(Exercise description): Go through the material below and copy all lines with "screenshot".

[Figure dataset records]
* begin *
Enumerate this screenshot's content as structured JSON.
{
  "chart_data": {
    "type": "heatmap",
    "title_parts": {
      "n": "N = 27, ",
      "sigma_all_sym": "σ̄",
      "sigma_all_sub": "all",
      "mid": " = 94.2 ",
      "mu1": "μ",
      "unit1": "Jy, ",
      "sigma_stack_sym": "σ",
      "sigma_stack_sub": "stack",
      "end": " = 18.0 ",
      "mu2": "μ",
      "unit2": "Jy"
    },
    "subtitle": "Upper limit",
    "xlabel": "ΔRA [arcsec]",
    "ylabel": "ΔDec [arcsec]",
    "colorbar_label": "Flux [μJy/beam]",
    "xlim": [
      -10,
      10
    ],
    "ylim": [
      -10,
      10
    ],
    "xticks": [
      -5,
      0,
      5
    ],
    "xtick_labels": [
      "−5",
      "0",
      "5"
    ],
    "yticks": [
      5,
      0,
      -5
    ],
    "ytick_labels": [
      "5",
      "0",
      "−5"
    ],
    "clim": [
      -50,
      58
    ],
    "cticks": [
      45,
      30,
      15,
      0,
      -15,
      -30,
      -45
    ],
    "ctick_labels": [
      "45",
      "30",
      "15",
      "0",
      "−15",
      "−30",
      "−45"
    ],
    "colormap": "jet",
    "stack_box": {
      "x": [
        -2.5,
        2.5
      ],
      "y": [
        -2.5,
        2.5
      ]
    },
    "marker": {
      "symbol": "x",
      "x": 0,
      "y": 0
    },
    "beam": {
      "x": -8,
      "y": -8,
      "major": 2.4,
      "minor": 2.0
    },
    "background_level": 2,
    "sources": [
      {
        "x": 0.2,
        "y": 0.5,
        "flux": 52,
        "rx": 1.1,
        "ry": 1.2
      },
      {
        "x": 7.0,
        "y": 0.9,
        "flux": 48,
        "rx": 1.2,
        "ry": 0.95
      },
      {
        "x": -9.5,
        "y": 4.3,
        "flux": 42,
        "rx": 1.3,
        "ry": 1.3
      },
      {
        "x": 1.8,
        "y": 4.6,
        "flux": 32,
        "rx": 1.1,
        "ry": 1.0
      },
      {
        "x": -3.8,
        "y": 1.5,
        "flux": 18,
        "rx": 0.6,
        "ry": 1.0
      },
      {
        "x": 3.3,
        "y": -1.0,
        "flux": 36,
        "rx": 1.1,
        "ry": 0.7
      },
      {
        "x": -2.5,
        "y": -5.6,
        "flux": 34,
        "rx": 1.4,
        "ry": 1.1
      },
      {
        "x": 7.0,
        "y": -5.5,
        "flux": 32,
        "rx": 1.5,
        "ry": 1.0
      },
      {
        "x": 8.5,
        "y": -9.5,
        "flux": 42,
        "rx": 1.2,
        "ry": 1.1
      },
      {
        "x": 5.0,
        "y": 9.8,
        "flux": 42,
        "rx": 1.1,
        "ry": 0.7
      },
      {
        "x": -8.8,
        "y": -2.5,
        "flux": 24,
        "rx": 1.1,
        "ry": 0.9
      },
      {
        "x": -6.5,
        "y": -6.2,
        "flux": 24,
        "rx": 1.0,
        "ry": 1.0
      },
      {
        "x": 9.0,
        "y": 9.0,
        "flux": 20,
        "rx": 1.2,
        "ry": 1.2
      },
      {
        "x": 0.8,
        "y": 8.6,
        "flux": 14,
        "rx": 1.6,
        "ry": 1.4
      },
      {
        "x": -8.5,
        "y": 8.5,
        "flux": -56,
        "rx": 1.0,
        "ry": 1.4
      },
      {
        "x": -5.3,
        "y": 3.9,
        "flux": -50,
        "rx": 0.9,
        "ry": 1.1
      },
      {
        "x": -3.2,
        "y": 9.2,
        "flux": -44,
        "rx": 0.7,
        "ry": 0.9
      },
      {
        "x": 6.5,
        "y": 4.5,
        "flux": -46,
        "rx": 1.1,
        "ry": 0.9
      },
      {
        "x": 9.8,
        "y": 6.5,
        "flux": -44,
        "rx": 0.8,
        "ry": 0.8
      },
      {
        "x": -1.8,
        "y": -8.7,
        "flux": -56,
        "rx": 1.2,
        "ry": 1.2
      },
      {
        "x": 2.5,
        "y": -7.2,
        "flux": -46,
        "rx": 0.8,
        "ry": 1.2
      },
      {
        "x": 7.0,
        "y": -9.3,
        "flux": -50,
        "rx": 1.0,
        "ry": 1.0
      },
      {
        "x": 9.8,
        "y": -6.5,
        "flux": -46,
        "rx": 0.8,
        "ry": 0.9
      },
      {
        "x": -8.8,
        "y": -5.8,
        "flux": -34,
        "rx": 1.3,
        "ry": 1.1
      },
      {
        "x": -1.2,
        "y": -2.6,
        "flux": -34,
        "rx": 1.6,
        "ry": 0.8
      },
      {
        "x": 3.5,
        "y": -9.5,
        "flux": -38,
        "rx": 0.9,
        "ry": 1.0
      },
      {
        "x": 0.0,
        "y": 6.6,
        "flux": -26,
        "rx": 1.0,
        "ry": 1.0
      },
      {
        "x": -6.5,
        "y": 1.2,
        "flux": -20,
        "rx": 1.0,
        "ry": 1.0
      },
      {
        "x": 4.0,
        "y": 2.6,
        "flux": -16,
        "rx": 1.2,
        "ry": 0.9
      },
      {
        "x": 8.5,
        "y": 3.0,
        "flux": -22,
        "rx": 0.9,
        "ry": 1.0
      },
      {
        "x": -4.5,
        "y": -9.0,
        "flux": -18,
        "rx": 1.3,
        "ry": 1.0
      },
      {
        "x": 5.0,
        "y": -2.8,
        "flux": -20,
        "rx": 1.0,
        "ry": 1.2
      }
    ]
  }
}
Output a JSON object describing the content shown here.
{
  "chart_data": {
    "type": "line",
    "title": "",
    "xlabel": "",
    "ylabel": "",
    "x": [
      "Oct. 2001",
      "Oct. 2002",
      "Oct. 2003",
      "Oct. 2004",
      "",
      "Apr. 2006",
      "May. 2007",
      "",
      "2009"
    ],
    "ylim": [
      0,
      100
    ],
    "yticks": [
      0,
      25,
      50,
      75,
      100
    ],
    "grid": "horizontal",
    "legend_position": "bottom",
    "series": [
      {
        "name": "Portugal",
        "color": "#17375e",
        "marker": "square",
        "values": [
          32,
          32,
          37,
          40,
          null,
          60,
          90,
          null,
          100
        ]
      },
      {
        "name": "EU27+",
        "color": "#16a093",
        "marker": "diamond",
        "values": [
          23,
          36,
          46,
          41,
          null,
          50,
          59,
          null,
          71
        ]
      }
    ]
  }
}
* end *
* begin *
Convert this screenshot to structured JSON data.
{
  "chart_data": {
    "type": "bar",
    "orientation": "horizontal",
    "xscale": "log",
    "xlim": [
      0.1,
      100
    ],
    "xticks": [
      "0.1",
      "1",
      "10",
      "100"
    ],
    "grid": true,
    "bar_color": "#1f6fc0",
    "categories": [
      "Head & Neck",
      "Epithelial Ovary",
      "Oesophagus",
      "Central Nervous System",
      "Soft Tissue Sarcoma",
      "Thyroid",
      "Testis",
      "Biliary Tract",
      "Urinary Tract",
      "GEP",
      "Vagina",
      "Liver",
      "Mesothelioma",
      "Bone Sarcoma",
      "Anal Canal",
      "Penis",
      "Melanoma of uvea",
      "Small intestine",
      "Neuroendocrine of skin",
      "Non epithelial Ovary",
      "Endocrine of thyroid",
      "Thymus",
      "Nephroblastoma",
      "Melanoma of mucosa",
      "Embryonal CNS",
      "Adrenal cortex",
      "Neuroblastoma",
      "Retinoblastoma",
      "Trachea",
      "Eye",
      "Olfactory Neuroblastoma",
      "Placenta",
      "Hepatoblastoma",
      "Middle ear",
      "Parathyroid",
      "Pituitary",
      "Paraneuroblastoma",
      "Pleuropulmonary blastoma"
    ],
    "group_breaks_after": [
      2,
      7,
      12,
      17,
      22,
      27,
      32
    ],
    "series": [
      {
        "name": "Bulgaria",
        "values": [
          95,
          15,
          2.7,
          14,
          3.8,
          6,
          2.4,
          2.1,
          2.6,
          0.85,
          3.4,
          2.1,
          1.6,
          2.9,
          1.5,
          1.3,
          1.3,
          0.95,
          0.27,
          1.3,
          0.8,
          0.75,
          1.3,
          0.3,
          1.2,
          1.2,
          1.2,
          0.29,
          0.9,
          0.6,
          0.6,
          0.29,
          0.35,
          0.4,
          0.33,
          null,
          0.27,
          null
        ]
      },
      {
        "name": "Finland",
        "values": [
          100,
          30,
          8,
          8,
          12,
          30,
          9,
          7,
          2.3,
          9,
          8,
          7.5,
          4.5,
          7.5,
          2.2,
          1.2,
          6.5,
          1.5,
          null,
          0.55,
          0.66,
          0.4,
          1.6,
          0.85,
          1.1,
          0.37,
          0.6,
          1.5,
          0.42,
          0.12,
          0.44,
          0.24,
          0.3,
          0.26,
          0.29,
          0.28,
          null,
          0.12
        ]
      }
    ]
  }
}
* end *
(Worked solution):
Enumerate this screenshot's content as structured JSON.
Convert this screenshot to structured JSON data.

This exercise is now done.